#### WRITTEN INSTRUCTION
Copy every row below word for word, leaving out the pictures.

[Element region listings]
_ _ _ _ _ _ _
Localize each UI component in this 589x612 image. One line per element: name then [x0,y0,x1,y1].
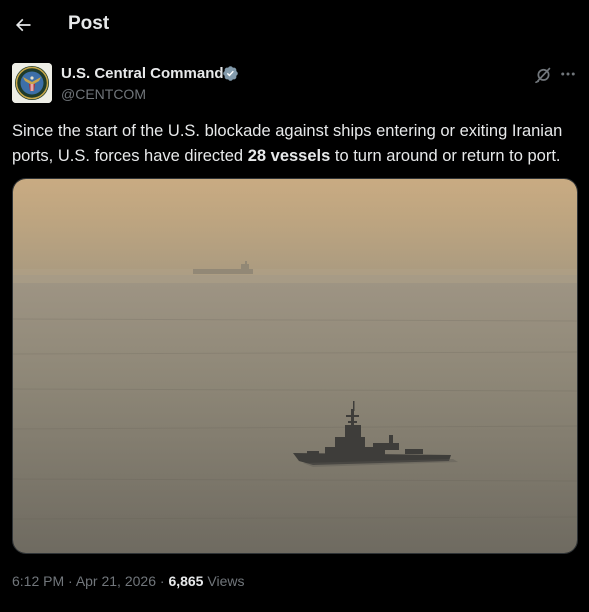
tweet-date[interactable]: Apr 21, 2026 [76,573,156,589]
tweet-time[interactable]: 6:12 PM [12,573,64,589]
tweet-text-part: to turn around or return to port. [330,147,561,165]
verified-badge-icon [223,66,238,81]
more-horizontal-icon [561,72,575,76]
centcom-seal-icon [12,63,52,103]
photo-warship-at-sea [13,179,577,553]
views-count[interactable]: 6,865 [168,573,203,589]
arrow-left-icon [15,18,31,32]
page-title: Post [68,13,110,34]
meta-separator: · [64,573,76,589]
tweet-meta: 6:12 PM · Apr 21, 2026 · 6,865 Views [12,573,244,589]
more-options-button[interactable] [557,63,579,85]
avatar[interactable] [12,63,52,103]
author-name[interactable]: U.S. Central Command [61,65,224,82]
views-label: Views [203,573,245,589]
author-handle[interactable]: @CENTCOM [61,86,146,102]
grok-icon [534,67,550,83]
tweet-text-bold: 28 vessels [247,147,331,165]
back-button[interactable] [8,8,38,42]
meta-separator: · [155,573,169,589]
grok-button[interactable] [532,63,554,85]
tweet-text: Since the start of the U.S. blockade aga… [12,119,578,169]
top-header: Post [0,0,589,52]
tweet-media-photo[interactable] [12,178,578,554]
_ _ _ _ _ _ _
#### REPLY
Localize each UI component in this 589x612 image. One line per element: name then [x0,y0,x1,y1].
tweet-date[interactable]: Apr 21, 2026 [76,573,156,589]
tweet-time[interactable]: 6:12 PM [12,573,64,589]
tweet-text-part: to turn around or return to port. [330,147,561,165]
verified-badge-icon [223,66,238,81]
more-horizontal-icon [561,72,575,76]
centcom-seal-icon [12,63,52,103]
photo-warship-at-sea [13,179,577,553]
views-count[interactable]: 6,865 [168,573,203,589]
arrow-left-icon [15,18,31,32]
page-title: Post [68,13,110,34]
meta-separator: · [64,573,76,589]
tweet-meta: 6:12 PM · Apr 21, 2026 · 6,865 Views [12,573,244,589]
more-options-button[interactable] [557,63,579,85]
avatar[interactable] [12,63,52,103]
author-name[interactable]: U.S. Central Command [61,65,224,82]
views-label: Views [203,573,245,589]
author-handle[interactable]: @CENTCOM [61,86,146,102]
grok-icon [534,67,550,83]
tweet-text-bold: 28 vessels [247,147,331,165]
back-button[interactable] [8,8,38,42]
meta-separator: · [155,573,169,589]
grok-button[interactable] [532,63,554,85]
tweet-text: Since the start of the U.S. blockade aga… [12,119,578,169]
top-header: Post [0,0,589,52]
tweet-media-photo[interactable] [12,178,578,554]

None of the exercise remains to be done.